Supplied records:
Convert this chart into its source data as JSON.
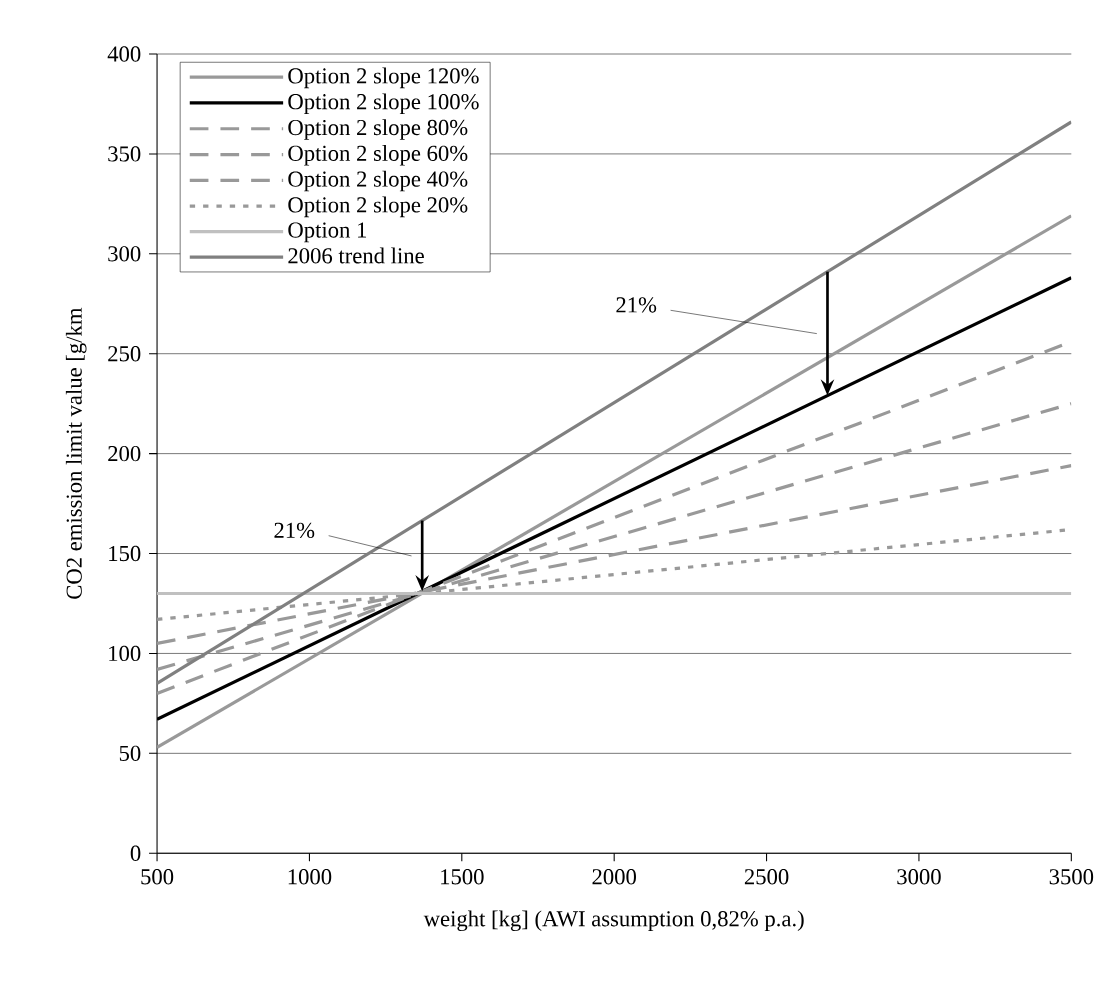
{
  "chart_data": {
    "type": "line",
    "xlabel": "weight [kg] (AWI assumption 0,82% p.a.)",
    "ylabel": "CO2 emission limit value [g/km",
    "x": [
      500,
      3500
    ],
    "series": [
      {
        "name": "Option 2 slope 120%",
        "color": "#999999",
        "values": [
          53,
          319
        ],
        "line_style": "solid"
      },
      {
        "name": "Option 2 slope 100%",
        "color": "#000000",
        "values": [
          67,
          288
        ],
        "line_style": "solid"
      },
      {
        "name": "Option 2 slope 80%",
        "color": "#999999",
        "values": [
          80,
          256
        ],
        "line_style": "dashed"
      },
      {
        "name": "Option 2 slope 60%",
        "color": "#999999",
        "values": [
          92,
          225
        ],
        "line_style": "dashed"
      },
      {
        "name": "Option 2 slope 40%",
        "color": "#999999",
        "values": [
          105,
          194
        ],
        "line_style": "dashed"
      },
      {
        "name": "Option 2 slope 20%",
        "color": "#999999",
        "values": [
          117,
          162
        ],
        "line_style": "dotted"
      },
      {
        "name": "Option 1",
        "color": "#c0c0c0",
        "values": [
          130,
          130
        ],
        "line_style": "solid"
      },
      {
        "name": "2006 trend line",
        "color": "#808080",
        "values": [
          85,
          366
        ],
        "line_style": "solid"
      }
    ],
    "xlim": [
      500,
      3500
    ],
    "ylim": [
      0,
      400
    ],
    "xticks": [
      500,
      1000,
      1500,
      2000,
      2500,
      3000,
      3500
    ],
    "yticks": [
      0,
      50,
      100,
      150,
      200,
      250,
      300,
      350,
      400
    ],
    "grid": "y",
    "legend": "top left",
    "marker": "none",
    "annotations": [
      "21%",
      "21%"
    ]
  }
}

Instruction:
Images in the data above are to be skipped. Retype all other material exactly.

Worked solution:
Convert this chart into its source data as JSON.
{
  "chart_data": {
    "type": "line",
    "xlabel": "weight [kg] (AWI assumption 0,82% p.a.)",
    "ylabel": "CO2 emission limit value [g/km",
    "x": [
      500,
      3500
    ],
    "series": [
      {
        "name": "Option 2 slope 120%",
        "color": "#999999",
        "values": [
          53,
          319
        ],
        "line_style": "solid"
      },
      {
        "name": "Option 2 slope 100%",
        "color": "#000000",
        "values": [
          67,
          288
        ],
        "line_style": "solid"
      },
      {
        "name": "Option 2 slope 80%",
        "color": "#999999",
        "values": [
          80,
          256
        ],
        "line_style": "dashed"
      },
      {
        "name": "Option 2 slope 60%",
        "color": "#999999",
        "values": [
          92,
          225
        ],
        "line_style": "dashed"
      },
      {
        "name": "Option 2 slope 40%",
        "color": "#999999",
        "values": [
          105,
          194
        ],
        "line_style": "dashed"
      },
      {
        "name": "Option 2 slope 20%",
        "color": "#999999",
        "values": [
          117,
          162
        ],
        "line_style": "dotted"
      },
      {
        "name": "Option 1",
        "color": "#c0c0c0",
        "values": [
          130,
          130
        ],
        "line_style": "solid"
      },
      {
        "name": "2006 trend line",
        "color": "#808080",
        "values": [
          85,
          366
        ],
        "line_style": "solid"
      }
    ],
    "xlim": [
      500,
      3500
    ],
    "ylim": [
      0,
      400
    ],
    "xticks": [
      500,
      1000,
      1500,
      2000,
      2500,
      3000,
      3500
    ],
    "yticks": [
      0,
      50,
      100,
      150,
      200,
      250,
      300,
      350,
      400
    ],
    "grid": "y",
    "legend": "top left",
    "marker": "none",
    "annotations": [
      "21%",
      "21%"
    ]
  }
}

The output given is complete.